YOUR TASK »
In the entries below, count every line containing "image". Return the number and nothing else.

Figure record listings
--- START ---
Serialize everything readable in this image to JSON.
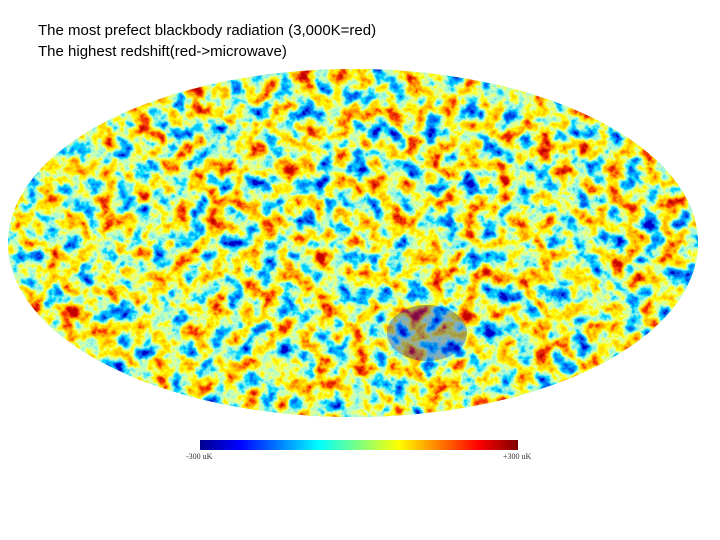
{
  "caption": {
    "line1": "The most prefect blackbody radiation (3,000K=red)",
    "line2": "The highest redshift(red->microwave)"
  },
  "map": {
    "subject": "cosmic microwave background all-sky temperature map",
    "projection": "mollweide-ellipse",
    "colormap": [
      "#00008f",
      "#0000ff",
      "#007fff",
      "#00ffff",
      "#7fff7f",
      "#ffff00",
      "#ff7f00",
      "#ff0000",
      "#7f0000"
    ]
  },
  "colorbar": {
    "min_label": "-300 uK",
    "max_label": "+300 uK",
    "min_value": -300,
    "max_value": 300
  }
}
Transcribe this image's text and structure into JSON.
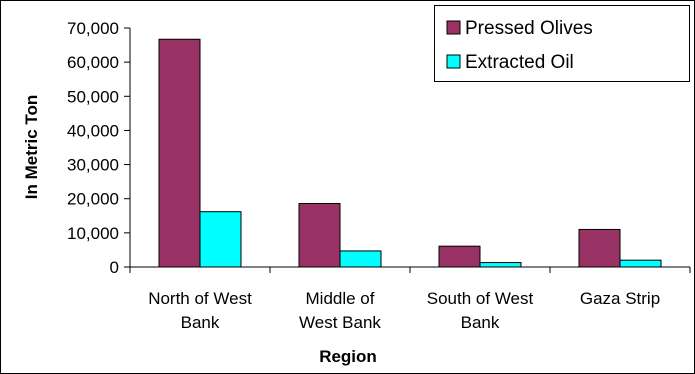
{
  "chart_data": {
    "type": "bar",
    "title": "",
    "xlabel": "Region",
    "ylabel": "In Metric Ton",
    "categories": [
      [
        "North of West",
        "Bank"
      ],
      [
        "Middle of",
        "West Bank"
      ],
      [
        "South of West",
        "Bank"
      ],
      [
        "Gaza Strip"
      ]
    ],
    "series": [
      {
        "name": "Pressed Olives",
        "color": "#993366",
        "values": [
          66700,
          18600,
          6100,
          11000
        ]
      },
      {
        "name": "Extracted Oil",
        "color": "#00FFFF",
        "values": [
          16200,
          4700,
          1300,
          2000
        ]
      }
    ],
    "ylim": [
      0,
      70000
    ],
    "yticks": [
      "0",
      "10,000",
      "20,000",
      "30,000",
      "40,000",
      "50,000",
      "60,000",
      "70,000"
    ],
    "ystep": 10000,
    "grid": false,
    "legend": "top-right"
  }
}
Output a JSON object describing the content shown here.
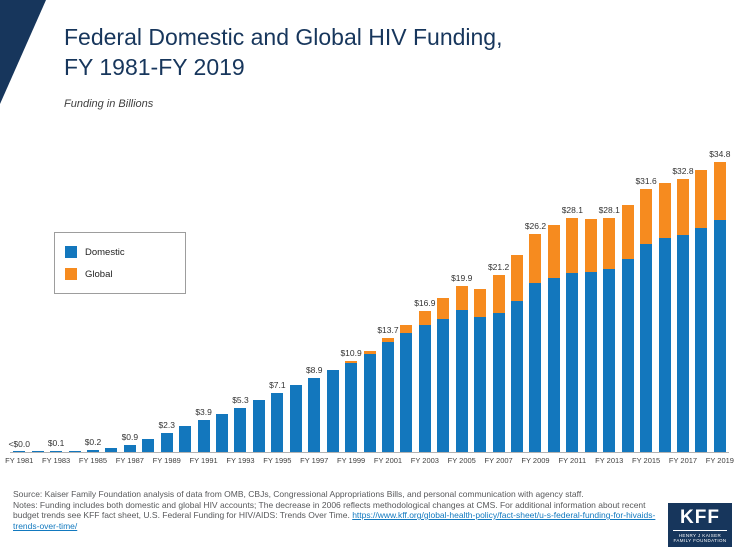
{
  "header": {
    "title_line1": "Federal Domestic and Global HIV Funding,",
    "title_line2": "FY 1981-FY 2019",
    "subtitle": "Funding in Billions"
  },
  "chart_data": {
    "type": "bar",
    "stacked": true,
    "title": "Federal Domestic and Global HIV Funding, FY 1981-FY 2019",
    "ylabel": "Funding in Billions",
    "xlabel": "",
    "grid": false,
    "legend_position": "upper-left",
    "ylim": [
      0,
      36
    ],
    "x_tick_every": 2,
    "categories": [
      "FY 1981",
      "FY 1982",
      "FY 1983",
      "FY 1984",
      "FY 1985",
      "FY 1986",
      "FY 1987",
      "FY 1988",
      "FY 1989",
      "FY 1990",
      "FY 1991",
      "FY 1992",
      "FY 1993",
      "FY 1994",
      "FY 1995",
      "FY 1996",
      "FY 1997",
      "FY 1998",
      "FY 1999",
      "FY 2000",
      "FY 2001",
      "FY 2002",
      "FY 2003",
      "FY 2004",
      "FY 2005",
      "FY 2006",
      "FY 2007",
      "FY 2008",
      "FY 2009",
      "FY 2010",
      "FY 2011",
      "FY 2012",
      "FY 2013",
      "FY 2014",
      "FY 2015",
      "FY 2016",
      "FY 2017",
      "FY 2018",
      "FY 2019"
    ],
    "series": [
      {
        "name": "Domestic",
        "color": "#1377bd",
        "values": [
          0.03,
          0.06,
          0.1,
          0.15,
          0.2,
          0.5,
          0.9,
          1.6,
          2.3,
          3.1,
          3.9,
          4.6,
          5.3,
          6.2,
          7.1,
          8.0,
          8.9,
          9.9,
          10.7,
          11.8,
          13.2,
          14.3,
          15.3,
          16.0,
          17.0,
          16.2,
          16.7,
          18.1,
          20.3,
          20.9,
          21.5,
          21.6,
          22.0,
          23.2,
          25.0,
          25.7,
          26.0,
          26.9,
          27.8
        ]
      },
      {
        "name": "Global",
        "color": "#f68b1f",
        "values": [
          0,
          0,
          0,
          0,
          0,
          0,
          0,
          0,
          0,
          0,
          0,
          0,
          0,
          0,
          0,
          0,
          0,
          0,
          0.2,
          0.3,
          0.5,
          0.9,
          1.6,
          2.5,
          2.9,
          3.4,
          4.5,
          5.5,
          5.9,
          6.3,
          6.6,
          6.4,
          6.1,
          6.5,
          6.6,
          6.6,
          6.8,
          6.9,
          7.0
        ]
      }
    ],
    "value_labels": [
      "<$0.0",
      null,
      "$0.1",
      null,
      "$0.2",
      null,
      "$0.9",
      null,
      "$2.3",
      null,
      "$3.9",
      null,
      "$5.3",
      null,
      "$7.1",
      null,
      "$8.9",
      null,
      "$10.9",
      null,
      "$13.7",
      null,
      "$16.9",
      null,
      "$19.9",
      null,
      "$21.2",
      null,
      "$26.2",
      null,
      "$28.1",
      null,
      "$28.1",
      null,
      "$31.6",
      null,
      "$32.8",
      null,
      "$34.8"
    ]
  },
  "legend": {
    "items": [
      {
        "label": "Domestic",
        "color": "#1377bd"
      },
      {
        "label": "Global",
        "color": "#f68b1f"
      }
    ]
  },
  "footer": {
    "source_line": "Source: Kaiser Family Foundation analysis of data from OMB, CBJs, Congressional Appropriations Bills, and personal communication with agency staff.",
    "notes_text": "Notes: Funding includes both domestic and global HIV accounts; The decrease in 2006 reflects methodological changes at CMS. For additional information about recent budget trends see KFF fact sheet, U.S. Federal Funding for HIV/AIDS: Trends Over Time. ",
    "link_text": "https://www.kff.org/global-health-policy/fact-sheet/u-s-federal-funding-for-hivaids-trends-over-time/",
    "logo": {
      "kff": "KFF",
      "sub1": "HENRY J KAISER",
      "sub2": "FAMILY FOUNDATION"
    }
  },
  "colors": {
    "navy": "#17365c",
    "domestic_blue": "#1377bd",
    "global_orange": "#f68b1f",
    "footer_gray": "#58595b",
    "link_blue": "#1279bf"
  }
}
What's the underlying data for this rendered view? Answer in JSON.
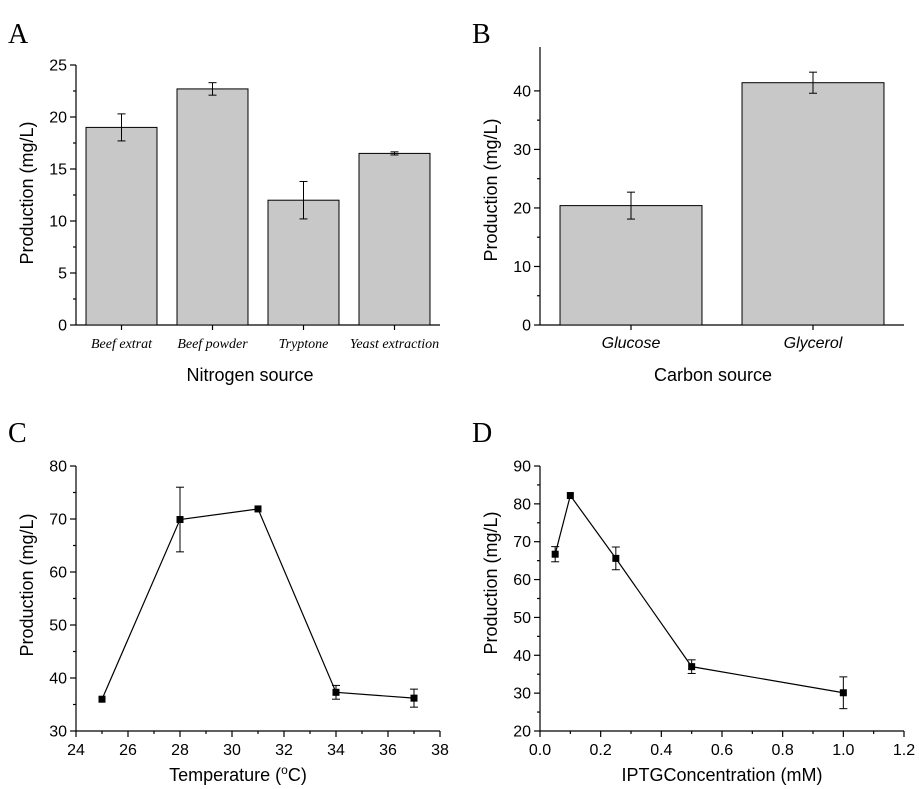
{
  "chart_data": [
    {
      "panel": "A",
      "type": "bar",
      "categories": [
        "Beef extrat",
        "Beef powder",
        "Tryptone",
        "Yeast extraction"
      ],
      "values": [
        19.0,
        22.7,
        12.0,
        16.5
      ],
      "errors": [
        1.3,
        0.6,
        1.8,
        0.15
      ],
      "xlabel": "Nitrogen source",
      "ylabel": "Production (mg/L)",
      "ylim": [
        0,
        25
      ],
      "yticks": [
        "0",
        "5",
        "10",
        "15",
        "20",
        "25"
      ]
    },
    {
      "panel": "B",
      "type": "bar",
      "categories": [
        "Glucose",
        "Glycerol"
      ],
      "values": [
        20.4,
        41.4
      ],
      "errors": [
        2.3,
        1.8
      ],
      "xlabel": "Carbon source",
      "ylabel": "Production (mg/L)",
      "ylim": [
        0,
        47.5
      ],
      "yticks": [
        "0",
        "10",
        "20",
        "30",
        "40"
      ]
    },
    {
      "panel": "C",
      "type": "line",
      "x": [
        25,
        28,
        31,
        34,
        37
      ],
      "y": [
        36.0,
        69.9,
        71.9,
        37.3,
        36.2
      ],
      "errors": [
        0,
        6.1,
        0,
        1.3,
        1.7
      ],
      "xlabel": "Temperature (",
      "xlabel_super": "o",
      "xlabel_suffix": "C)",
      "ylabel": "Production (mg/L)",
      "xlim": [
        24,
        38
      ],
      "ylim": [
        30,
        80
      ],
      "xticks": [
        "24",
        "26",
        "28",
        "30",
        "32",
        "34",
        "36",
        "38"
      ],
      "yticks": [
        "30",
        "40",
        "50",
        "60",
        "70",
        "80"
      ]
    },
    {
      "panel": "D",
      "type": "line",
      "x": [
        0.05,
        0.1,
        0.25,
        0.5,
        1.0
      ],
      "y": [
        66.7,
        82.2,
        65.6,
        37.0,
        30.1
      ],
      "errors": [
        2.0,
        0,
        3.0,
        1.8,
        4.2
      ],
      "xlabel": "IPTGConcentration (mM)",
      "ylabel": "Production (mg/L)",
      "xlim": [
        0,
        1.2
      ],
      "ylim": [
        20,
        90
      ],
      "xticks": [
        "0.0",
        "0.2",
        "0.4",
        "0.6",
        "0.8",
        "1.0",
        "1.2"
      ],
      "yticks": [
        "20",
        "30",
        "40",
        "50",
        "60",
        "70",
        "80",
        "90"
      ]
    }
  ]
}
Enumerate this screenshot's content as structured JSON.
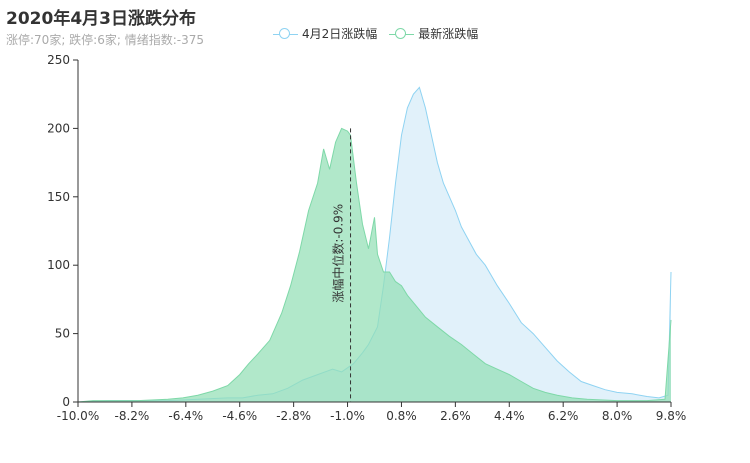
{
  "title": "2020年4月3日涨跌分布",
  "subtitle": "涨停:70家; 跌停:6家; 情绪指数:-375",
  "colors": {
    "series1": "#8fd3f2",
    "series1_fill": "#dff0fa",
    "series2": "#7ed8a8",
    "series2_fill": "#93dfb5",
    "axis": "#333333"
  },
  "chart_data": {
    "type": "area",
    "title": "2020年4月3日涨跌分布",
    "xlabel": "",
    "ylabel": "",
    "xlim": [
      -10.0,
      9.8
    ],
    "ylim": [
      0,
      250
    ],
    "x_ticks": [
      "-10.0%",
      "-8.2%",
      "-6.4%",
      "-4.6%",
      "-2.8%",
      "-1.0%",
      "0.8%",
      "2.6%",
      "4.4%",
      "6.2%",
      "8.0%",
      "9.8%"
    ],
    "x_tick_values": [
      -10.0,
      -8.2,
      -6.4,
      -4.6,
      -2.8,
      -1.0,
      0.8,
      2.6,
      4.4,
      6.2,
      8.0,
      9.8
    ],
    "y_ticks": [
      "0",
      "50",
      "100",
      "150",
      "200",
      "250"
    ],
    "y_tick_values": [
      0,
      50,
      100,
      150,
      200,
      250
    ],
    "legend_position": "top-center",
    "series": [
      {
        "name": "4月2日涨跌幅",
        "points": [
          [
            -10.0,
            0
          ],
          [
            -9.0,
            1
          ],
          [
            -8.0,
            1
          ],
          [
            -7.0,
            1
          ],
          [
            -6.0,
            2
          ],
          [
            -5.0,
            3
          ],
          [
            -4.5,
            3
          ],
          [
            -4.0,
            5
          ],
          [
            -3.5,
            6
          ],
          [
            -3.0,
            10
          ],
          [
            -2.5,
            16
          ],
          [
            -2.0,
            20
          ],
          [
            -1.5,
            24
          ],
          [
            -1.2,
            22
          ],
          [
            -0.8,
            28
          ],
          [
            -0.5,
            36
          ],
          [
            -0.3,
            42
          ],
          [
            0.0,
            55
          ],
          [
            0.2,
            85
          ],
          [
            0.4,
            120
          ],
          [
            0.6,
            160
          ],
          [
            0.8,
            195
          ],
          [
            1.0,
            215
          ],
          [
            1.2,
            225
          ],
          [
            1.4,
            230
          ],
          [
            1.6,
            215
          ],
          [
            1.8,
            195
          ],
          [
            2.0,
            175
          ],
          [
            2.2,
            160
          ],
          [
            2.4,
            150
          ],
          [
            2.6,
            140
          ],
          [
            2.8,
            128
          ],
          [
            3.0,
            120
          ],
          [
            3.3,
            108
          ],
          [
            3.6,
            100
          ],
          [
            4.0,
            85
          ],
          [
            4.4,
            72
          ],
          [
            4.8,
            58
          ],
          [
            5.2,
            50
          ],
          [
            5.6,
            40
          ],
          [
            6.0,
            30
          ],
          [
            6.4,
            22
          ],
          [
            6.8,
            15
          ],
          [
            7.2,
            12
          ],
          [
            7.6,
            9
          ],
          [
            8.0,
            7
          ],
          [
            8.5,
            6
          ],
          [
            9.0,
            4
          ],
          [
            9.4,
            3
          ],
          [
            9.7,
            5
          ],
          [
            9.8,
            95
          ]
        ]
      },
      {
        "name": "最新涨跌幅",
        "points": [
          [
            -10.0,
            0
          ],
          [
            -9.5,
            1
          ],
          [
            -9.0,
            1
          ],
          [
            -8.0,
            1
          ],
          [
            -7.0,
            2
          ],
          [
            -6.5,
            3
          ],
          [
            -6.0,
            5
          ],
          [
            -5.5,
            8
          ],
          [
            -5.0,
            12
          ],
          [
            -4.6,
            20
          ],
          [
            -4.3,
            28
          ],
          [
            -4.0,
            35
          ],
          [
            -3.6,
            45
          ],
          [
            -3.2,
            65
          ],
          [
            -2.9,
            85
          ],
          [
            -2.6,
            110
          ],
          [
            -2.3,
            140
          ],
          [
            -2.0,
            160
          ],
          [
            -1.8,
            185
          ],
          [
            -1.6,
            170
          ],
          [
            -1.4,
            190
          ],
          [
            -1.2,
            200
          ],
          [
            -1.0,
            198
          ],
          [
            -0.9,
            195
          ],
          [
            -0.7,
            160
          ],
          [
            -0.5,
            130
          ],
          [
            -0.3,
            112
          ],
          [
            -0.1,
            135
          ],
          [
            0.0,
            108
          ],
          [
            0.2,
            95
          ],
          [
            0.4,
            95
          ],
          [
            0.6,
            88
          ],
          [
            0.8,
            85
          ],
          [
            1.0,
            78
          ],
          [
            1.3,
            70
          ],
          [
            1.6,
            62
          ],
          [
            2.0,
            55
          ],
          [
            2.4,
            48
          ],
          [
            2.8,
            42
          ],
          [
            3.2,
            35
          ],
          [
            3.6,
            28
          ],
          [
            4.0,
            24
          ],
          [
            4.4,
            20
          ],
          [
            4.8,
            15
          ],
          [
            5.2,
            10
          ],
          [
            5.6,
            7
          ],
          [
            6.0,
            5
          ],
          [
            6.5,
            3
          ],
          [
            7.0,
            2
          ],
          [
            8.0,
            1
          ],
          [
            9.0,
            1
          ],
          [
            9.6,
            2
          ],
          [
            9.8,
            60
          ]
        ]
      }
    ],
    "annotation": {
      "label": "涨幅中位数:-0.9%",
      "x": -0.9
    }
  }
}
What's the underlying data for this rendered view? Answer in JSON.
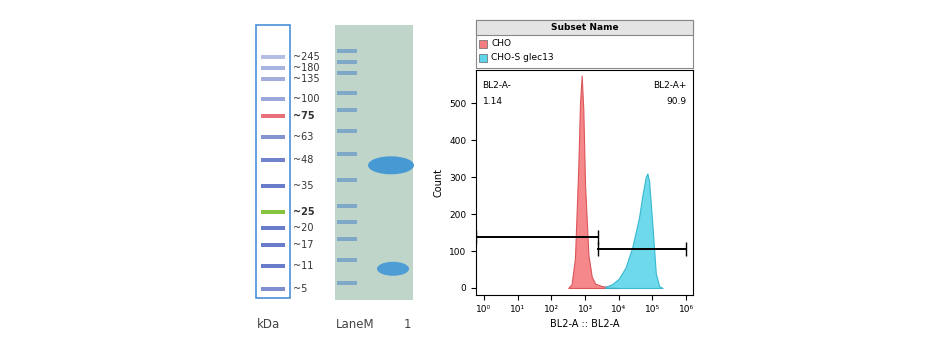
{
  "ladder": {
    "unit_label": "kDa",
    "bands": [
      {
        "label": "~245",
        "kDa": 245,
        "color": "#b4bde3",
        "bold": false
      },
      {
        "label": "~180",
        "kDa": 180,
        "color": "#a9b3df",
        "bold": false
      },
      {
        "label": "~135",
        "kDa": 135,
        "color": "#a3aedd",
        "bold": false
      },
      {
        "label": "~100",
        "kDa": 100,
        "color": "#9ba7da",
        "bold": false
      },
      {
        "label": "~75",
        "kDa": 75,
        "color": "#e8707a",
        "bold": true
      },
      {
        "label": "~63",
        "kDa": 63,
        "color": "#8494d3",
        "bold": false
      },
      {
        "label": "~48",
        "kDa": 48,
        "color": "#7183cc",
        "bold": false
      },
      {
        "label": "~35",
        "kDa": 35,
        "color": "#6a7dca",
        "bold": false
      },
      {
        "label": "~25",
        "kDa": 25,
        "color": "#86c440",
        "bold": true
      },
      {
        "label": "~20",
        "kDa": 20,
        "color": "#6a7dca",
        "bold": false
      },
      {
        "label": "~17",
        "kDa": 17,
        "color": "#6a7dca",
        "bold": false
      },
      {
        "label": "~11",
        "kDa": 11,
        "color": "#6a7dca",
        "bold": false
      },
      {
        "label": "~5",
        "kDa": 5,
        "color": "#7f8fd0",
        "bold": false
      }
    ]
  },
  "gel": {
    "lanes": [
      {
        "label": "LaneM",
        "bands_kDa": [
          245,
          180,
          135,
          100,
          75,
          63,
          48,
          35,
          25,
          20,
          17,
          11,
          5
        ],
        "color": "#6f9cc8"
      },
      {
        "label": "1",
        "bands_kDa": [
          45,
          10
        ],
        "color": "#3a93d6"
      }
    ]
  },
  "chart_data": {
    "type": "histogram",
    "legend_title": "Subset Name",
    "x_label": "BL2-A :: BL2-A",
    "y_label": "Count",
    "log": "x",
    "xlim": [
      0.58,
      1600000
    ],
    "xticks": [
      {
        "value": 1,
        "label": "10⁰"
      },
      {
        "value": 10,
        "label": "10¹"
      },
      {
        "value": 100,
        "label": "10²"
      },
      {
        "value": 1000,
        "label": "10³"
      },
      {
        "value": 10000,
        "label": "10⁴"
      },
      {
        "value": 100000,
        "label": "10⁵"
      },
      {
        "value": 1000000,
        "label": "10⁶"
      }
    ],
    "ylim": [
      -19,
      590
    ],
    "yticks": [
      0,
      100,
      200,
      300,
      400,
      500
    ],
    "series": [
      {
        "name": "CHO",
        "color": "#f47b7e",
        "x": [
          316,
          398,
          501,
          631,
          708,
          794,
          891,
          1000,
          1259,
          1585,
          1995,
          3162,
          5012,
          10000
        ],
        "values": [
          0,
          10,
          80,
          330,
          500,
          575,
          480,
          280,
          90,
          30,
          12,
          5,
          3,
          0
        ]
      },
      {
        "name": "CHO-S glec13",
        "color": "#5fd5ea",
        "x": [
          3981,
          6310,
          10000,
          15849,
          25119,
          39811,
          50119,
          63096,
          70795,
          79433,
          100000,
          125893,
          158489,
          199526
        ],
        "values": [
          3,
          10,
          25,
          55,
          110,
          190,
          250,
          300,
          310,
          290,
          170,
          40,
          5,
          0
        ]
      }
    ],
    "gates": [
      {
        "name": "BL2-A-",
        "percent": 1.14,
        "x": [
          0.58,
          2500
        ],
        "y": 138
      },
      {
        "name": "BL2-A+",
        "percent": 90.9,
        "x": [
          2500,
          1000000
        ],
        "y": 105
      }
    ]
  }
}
--- END ---
FINISHED ANSWER »
2